→ **TASK**
Copy, from the entries below, each line in which the string "solicitate" appears.

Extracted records
##########

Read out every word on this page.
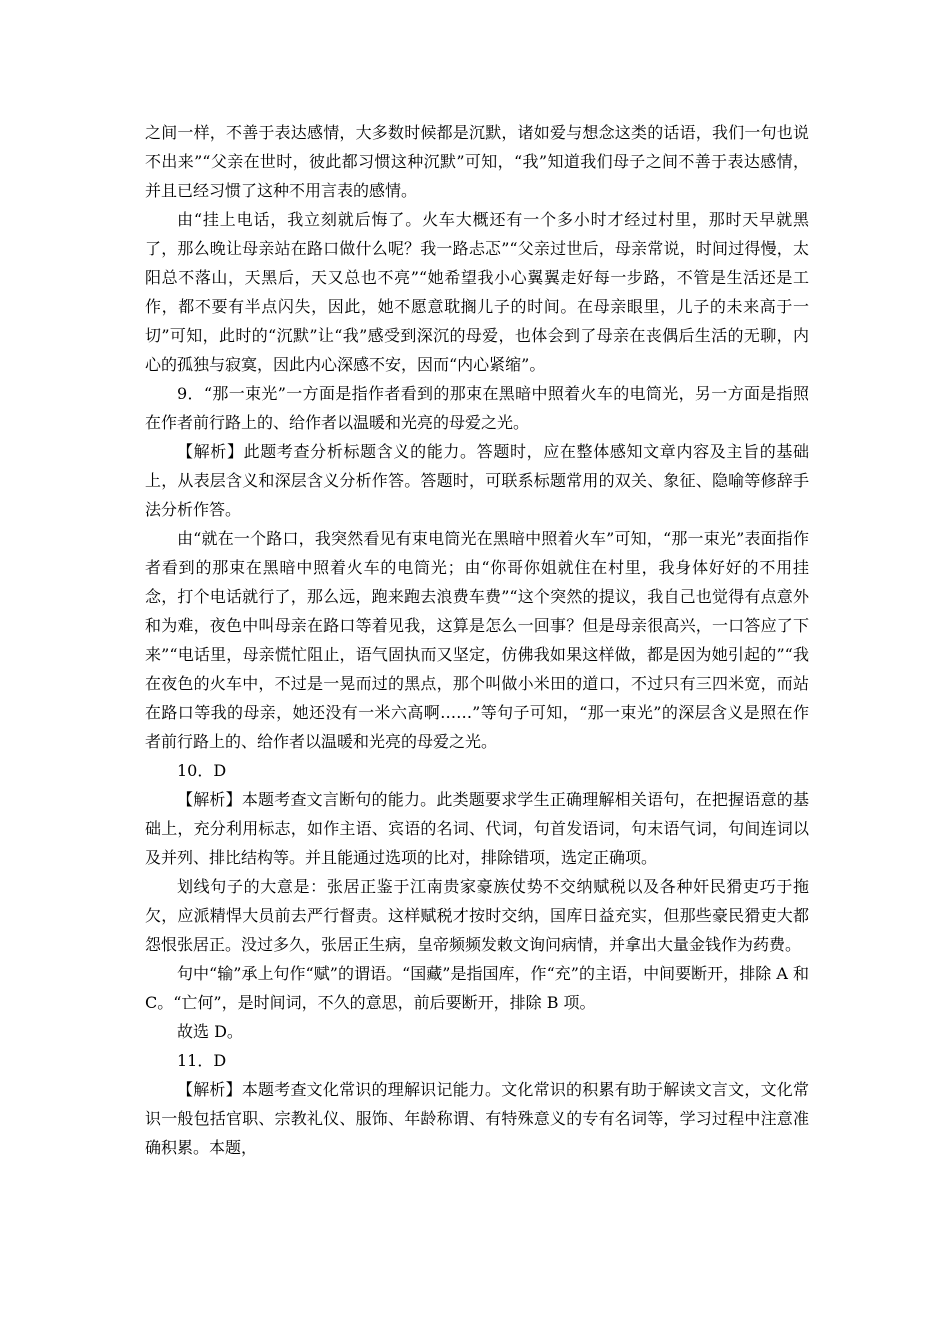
之间一样，不善于表达感情，大多数时候都是沉默，诸如爱与想念这类的话语，我们一句也说不出来”“父亲在世时，彼此都习惯这种沉默”可知，“我”知道我们母子之间不善于表达感情，并且已经习惯了这种不用言表的感情。

由“挂上电话，我立刻就后悔了。火车大概还有一个多小时才经过村里，那时天早就黑了，那么晚让母亲站在路口做什么呢？我一路忐忑”“父亲过世后，母亲常说，时间过得慢，太阳总不落山，天黑后，天又总也不亮”“她希望我小心翼翼走好每一步路，不管是生活还是工作，都不要有半点闪失，因此，她不愿意耽搁儿子的时间。在母亲眼里，儿子的未来高于一切”可知，此时的“沉默”让“我”感受到深沉的母爱，也体会到了母亲在丧偶后生活的无聊，内心的孤独与寂寞，因此内心深感不安，因而“内心紧缩”。

9．“那一束光”一方面是指作者看到的那束在黑暗中照着火车的电筒光，另一方面是指照在作者前行路上的、给作者以温暖和光亮的母爱之光。

【解析】此题考查分析标题含义的能力。答题时，应在整体感知文章内容及主旨的基础上，从表层含义和深层含义分析作答。答题时，可联系标题常用的双关、象征、隐喻等修辞手法分析作答。

由“就在一个路口，我突然看见有束电筒光在黑暗中照着火车”可知，“那一束光”表面指作者看到的那束在黑暗中照着火车的电筒光；由“你哥你姐就住在村里，我身体好好的不用挂念，打个电话就行了，那么远，跑来跑去浪费车费”“这个突然的提议，我自己也觉得有点意外和为难，夜色中叫母亲在路口等着见我，这算是怎么一回事？但是母亲很高兴，一口答应了下来”“电话里，母亲慌忙阻止，语气固执而又坚定，仿佛我如果这样做，都是因为她引起的”“我在夜色的火车中，不过是一晃而过的黑点，那个叫做小米田的道口，不过只有三四米宽，而站在路口等我的母亲，她还没有一米六高啊……”等句子可知，“那一束光”的深层含义是照在作者前行路上的、给作者以温暖和光亮的母爱之光。

10．D

【解析】本题考查文言断句的能力。此类题要求学生正确理解相关语句，在把握语意的基础上，充分利用标志，如作主语、宾语的名词、代词，句首发语词，句末语气词，句间连词以及并列、排比结构等。并且能通过选项的比对，排除错项，选定正确项。

划线句子的大意是：张居正鉴于江南贵家豪族仗势不交纳赋税以及各种奸民猾吏巧于拖欠，应派精悍大员前去严行督责。这样赋税才按时交纳，国库日益充实，但那些豪民猾吏大都怨恨张居正。没过多久，张居正生病，皇帝频频发敕文询问病情，并拿出大量金钱作为药费。

句中“输”承上句作“赋”的谓语。“国藏”是指国库，作“充”的主语，中间要断开，排除 A 和 C。“亡何”，是时间词，不久的意思，前后要断开，排除 B 项。

故选 D。

11．D

【解析】本题考查文化常识的理解识记能力。文化常识的积累有助于解读文言文，文化常识一般包括官职、宗教礼仪、服饰、年龄称谓、有特殊意义的专有名词等，学习过程中注意准确积累。本题，
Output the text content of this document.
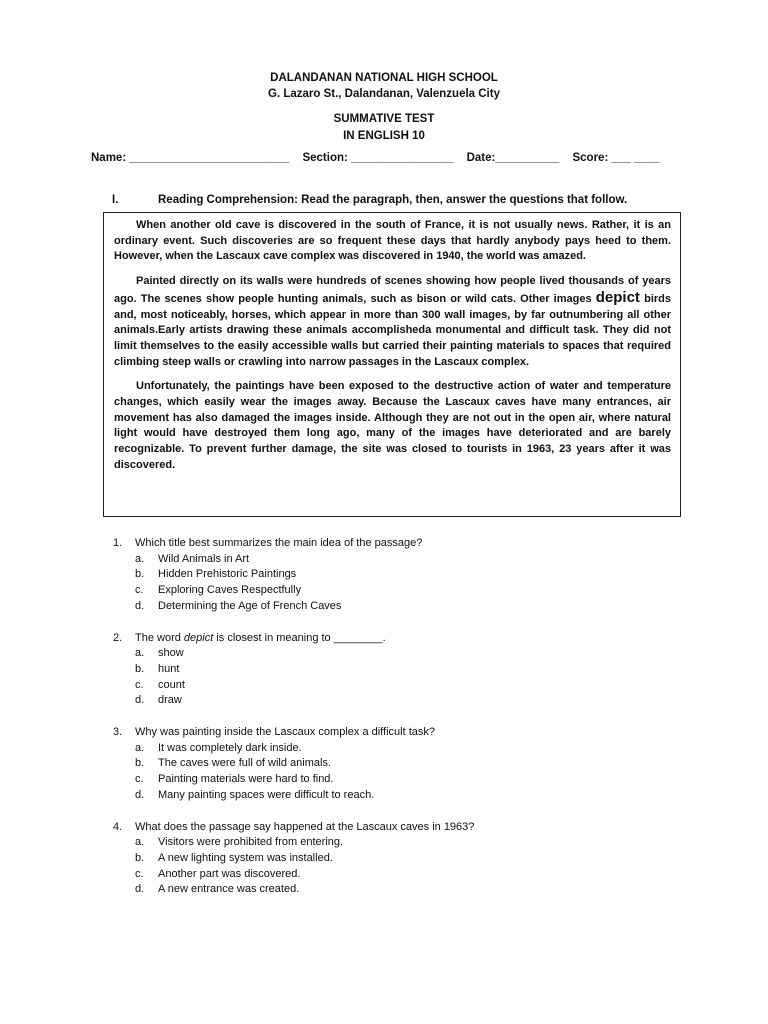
DALANDANAN NATIONAL HIGH SCHOOL
G. Lazaro St., Dalandanan, Valenzuela City
SUMMATIVE TEST
IN ENGLISH 10
Name: _________________________ Section: ________________ Date:__________ Score: ___ ____
I.	Reading Comprehension: Read the paragraph, then, answer the questions that follow.

When another old cave is discovered in the south of France, it is not usually news. Rather, it is an ordinary event. Such discoveries are so frequent these days that hardly anybody pays heed to them. However, when the Lascaux cave complex was discovered in 1940, the world was amazed.

Painted directly on its walls were hundreds of scenes showing how people lived thousands of years ago. The scenes show people hunting animals, such as bison or wild cats. Other images depict birds and, most noticeably, horses, which appear in more than 300 wall images, by far outnumbering all other animals.Early artists drawing these animals accomplisheda monumental and difficult task. They did not limit themselves to the easily accessible walls but carried their painting materials to spaces that required climbing steep walls or crawling into narrow passages in the Lascaux complex.

Unfortunately, the paintings have been exposed to the destructive action of water and temperature changes, which easily wear the images away. Because the Lascaux caves have many entrances, air movement has also damaged the images inside. Although they are not out in the open air, where natural light would have destroyed them long ago, many of the images have deteriorated and are barely recognizable. To prevent further damage, the site was closed to tourists in 1963, 23 years after it was discovered.

1. Which title best summarizes the main idea of the passage?
a. Wild Animals in Art
b. Hidden Prehistoric Paintings
c. Exploring Caves Respectfully
d. Determining the Age of French Caves
2. The word depict is closest in meaning to ________.
a. show
b. hunt
c. count
d. draw
3. Why was painting inside the Lascaux complex a difficult task?
a. It was completely dark inside.
b. The caves were full of wild animals.
c. Painting materials were hard to find.
d. Many painting spaces were difficult to reach.
4. What does the passage say happened at the Lascaux caves in 1963?
a. Visitors were prohibited from entering.
b. A new lighting system was installed.
c. Another part was discovered.
d. A new entrance was created.
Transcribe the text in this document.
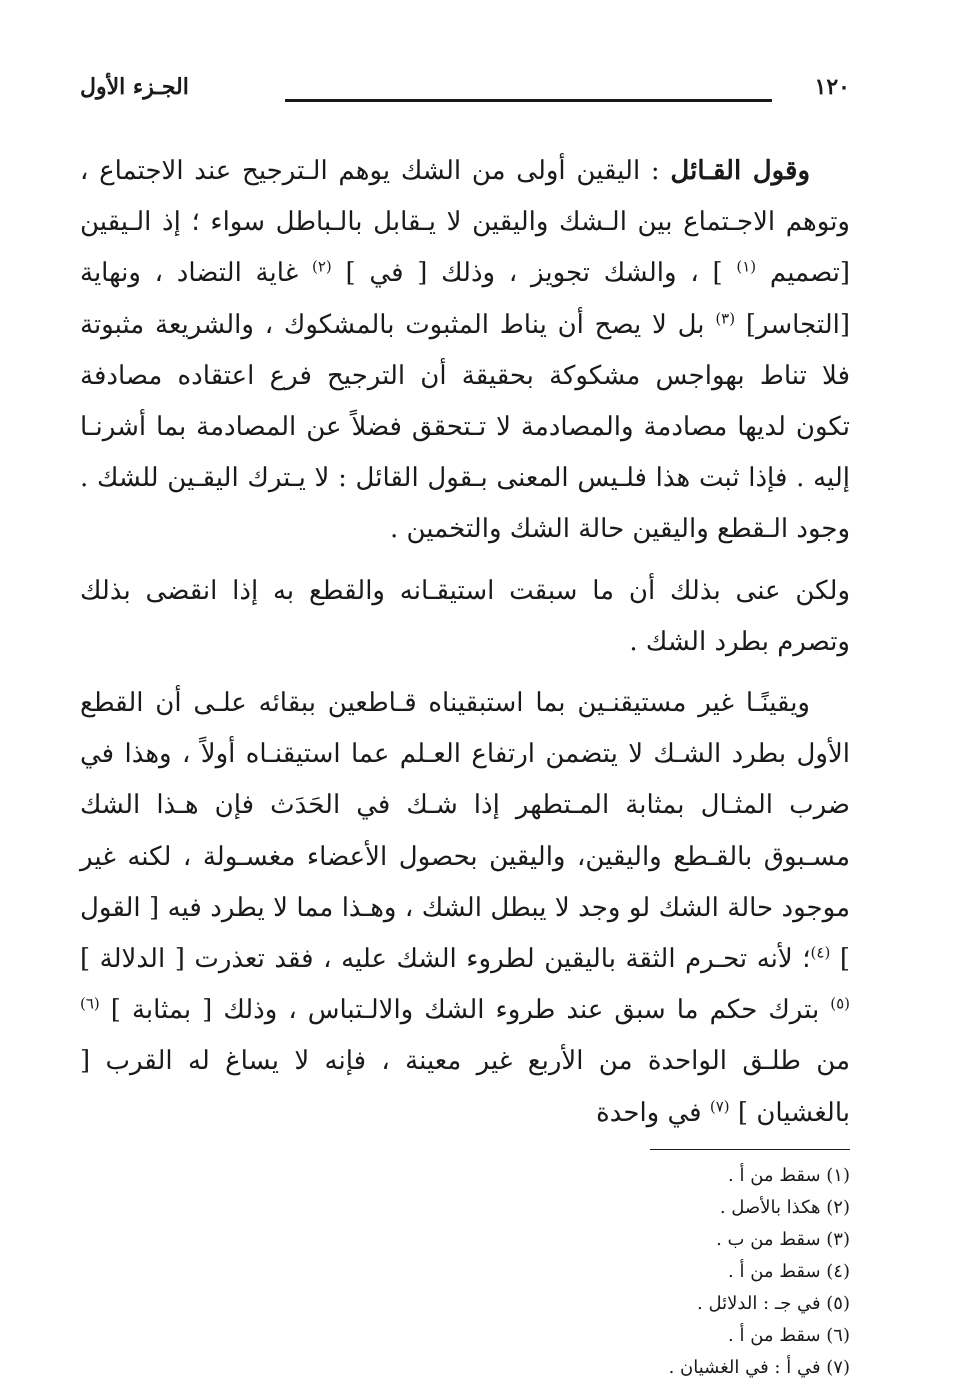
١٢٠
الجـزء الأول

وقول القـائل : اليقين أولى من الشك يوهم الـترجيح عند الاجتماع ، وتوهم الاجـتماع بين الـشك واليقين لا يـقابل بالـباطل سواء ؛ إذ الـيقين [تصميم $^{(١)}$ ] ، والشك تجويز ، وذلك [ في ] $^{(٢)}$ غاية التضاد ، ونهاية [التجاسر] $^{(٣)}$ بل لا يصح أن يناط المثبوت بالمشكوك ، والشريعة مثبوتة فلا تناط بهواجس مشكوكة بحقيقة أن الترجيح فرع اعتقاده مصادفة تكون لديها مصادمة والمصادمة لا تـتحقق فضلاً عن المصادمة بما أشرنـا إليه . فإذا ثبت هذا فلـيس المعنى بـقول القائل : لا يـترك اليقـين للشك . وجود الـقطع واليقين حالة الشك والتخمين .

ولكن عنى بذلك أن ما سبقت استيقـانه والقطع به إذا انقضى بذلك وتصرم بطرد الشك .

ويقينًـا غير مستيقنـين بما استبقيناه قـاطعين ببقائه علـى أن القطع الأول بطرد الشـك لا يتضمن ارتفاع العـلم عما استيقنـاه أولاً ، وهذا في ضرب المثـال بمثابة المـتطهر إذا شـك في الحَدَث فإن هـذا الشك مسـبوق بالقـطع واليقين، واليقين بحصول الأعضاء مغسـولة ، لكنه غير موجود حالة الشك لو وجد لا يبطل الشك ، وهـذا مما لا يطرد فيه [ القول ] $^{(٤)}$؛ لأنه تحـرم الثقة باليقين لطروء الشك عليه ، فقد تعذرت [ الدلالة ] $^{(٥)}$ بترك حكم ما سبق عند طروء الشك والالـتباس ، وذلك [ بمثابة ] $^{(٦)}$ من طلـق الواحدة من الأربع غير معينة ، فإنه لا يساغ له القرب [ بالغشيان ] $^{(٧)}$ في واحدة

(١) سقط من أ .
(٢) هكذا بالأصل .
(٣) سقط من ب .
(٤) سقط من أ .
(٥) في جـ : الدلائل .
(٦) سقط من أ .
(٧) في أ : في الغشيان .
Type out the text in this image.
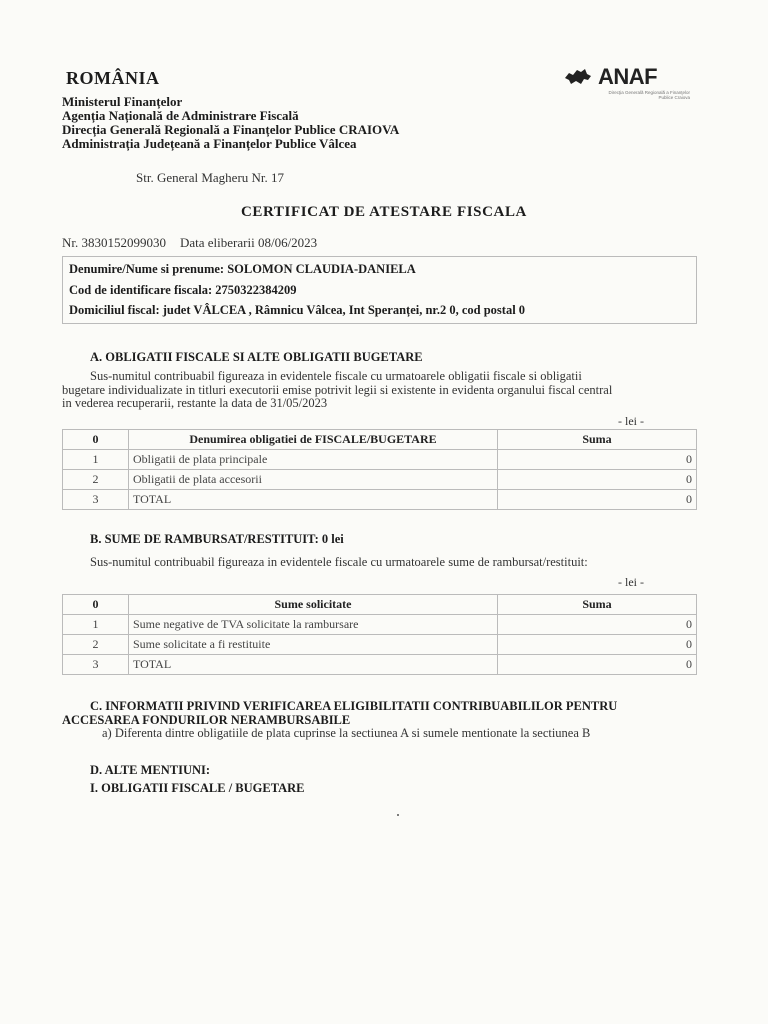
ROMÂNIA
Ministerul Finanțelor
Agenția Națională de Administrare Fiscală
Direcția Generală Regională a Finanțelor Publice CRAIOVA
Administrația Județeană a Finanțelor Publice Vâlcea
ANAF
Direcţia Generală Regională a Finanţelor Publice Craiova
Str. General Magheru Nr. 17
CERTIFICAT DE ATESTARE FISCALA
Nr. 3830152099030 Data eliberarii 08/06/2023
Denumire/Nume si prenume: SOLOMON CLAUDIA-DANIELA
Cod de identificare fiscala: 2750322384209
Domiciliul fiscal: judet VÂLCEA , Râmnicu Vâlcea, Int Speranței, nr.2 0, cod postal 0
A. OBLIGATII FISCALE SI ALTE OBLIGATII BUGETARE
Sus-numitul contribuabil figureaza in evidentele fiscale cu urmatoarele obligatii fiscale si obligatii
bugetare individualizate in titluri executorii emise potrivit legii si existente in evidenta organului fiscal central
in vederea recuperarii, restante la data de 31/05/2023
- lei -
0	Denumirea obligatiei de FISCALE/BUGETARE	Suma
1	Obligatii de plata principale	0
2	Obligatii de plata accesorii	0
3	TOTAL	0
B. SUME DE RAMBURSAT/RESTITUIT: 0 lei
Sus-numitul contribuabil figureaza in evidentele fiscale cu urmatoarele sume de rambursat/restituit:
- lei -
0	Sume solicitate	Suma
1	Sume negative de TVA solicitate la rambursare	0
2	Sume solicitate a fi restituite	0
3	TOTAL	0
C. INFORMATII PRIVIND VERIFICAREA ELIGIBILITATII CONTRIBUABILILOR PENTRU
ACCESAREA FONDURILOR NERAMBURSABILE
a) Diferenta dintre obligatiile de plata cuprinse la sectiunea A si sumele mentionate la sectiunea B
D. ALTE MENTIUNI:
I. OBLIGATII FISCALE / BUGETARE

##########

→ **FINAL ANSWER**
0	Sume solicitate	Suma
1	Sume negative de TVA solicitate la rambursare	0
2	Sume solicitate a fi restituite	0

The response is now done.